*Extracted data entries*:
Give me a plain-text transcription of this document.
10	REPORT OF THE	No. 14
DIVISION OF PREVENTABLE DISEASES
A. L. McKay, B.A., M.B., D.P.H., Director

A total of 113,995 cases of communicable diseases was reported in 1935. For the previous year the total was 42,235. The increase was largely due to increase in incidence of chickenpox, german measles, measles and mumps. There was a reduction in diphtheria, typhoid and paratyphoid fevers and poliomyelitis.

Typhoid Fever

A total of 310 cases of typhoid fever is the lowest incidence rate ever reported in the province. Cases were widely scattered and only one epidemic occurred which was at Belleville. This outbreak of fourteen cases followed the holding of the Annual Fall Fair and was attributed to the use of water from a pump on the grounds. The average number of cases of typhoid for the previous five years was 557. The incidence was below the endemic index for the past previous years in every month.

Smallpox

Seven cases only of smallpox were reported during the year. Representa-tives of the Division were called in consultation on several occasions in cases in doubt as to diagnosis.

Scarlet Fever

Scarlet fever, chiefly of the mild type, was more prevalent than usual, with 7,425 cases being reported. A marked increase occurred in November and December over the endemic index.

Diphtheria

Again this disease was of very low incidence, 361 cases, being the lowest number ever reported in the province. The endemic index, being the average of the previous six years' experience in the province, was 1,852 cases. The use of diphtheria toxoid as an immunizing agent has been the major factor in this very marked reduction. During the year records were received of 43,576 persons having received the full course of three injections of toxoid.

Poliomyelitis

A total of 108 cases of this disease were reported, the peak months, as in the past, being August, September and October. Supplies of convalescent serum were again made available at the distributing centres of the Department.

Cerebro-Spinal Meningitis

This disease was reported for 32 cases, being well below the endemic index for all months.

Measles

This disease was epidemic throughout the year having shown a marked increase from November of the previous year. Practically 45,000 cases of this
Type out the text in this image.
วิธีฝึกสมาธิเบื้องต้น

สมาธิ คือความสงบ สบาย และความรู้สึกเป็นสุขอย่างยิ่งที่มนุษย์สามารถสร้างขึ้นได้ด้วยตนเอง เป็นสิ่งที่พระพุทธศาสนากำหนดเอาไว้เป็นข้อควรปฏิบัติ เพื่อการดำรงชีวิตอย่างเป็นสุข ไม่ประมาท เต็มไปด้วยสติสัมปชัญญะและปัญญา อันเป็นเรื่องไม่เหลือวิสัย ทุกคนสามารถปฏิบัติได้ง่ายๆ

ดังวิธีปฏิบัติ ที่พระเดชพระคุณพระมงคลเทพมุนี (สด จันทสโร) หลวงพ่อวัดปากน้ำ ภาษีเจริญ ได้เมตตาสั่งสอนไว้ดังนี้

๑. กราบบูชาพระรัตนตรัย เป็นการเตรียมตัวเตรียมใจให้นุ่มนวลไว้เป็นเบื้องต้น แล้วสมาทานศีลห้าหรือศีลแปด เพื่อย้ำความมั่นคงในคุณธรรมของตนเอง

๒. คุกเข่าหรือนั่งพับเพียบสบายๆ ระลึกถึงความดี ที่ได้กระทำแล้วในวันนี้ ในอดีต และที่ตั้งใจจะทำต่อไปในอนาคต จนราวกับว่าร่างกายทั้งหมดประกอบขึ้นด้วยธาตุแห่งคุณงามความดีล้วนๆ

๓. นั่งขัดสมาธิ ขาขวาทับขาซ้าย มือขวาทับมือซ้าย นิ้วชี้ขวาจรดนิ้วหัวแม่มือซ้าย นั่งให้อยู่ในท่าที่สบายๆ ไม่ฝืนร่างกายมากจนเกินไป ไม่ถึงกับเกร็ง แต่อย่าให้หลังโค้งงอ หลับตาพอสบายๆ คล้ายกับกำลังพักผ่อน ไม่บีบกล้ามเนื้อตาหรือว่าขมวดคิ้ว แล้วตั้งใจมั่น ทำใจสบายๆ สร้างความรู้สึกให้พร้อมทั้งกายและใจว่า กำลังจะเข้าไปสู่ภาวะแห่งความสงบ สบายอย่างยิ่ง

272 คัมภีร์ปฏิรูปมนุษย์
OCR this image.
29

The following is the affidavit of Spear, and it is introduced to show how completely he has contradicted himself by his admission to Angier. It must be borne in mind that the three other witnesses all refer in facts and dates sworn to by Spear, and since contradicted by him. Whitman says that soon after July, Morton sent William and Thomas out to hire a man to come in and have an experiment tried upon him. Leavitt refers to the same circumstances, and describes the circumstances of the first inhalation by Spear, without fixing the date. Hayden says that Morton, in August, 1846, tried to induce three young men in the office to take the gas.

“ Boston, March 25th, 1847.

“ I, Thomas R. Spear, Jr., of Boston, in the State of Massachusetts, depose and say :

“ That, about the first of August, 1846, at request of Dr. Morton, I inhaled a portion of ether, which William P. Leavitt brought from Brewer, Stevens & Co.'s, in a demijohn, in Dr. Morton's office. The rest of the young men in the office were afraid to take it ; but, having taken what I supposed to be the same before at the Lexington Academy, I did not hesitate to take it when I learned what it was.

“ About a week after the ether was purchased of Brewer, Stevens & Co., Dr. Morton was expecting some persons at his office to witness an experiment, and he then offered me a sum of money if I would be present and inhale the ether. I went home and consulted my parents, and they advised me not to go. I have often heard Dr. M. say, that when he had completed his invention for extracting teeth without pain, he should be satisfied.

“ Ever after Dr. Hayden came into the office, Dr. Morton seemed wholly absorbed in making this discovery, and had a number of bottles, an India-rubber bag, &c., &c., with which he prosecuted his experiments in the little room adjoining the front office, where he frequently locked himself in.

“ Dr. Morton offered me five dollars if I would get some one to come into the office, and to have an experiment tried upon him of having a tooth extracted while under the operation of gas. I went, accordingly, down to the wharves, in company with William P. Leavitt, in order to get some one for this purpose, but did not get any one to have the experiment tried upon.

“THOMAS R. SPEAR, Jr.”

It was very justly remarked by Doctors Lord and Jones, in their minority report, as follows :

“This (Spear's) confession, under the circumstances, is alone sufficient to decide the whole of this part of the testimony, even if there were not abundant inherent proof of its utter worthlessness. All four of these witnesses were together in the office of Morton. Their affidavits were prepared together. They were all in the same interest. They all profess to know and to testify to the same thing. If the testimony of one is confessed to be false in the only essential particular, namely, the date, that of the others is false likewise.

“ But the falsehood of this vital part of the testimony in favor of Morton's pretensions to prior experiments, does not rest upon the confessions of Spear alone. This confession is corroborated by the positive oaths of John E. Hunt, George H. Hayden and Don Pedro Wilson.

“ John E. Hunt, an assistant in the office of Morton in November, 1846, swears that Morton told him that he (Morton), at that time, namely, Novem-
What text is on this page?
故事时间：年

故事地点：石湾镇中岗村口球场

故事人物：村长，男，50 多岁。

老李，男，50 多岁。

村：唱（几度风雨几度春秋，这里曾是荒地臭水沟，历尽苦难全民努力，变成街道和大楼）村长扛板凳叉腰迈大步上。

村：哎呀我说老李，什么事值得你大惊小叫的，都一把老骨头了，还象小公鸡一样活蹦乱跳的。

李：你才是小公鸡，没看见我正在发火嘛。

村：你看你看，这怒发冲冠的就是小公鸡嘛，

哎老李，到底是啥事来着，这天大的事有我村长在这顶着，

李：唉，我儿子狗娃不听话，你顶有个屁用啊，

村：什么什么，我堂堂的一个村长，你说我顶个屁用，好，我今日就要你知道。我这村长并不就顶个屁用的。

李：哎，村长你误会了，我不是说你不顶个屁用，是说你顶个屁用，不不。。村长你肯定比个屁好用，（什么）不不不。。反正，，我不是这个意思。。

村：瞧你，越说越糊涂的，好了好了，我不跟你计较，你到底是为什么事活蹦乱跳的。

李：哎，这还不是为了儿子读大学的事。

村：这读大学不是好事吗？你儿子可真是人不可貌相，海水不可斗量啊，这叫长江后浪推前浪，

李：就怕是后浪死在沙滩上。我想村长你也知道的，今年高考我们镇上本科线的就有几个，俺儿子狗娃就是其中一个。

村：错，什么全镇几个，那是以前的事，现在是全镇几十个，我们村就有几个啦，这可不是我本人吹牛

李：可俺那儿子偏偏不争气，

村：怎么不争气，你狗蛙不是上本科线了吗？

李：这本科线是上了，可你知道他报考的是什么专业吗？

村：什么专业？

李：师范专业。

*WHAT IS REQUIRED*: Report how many lines of the listing hold the string "years", giving only the number.

*EXERCISE RESPONSE*: 2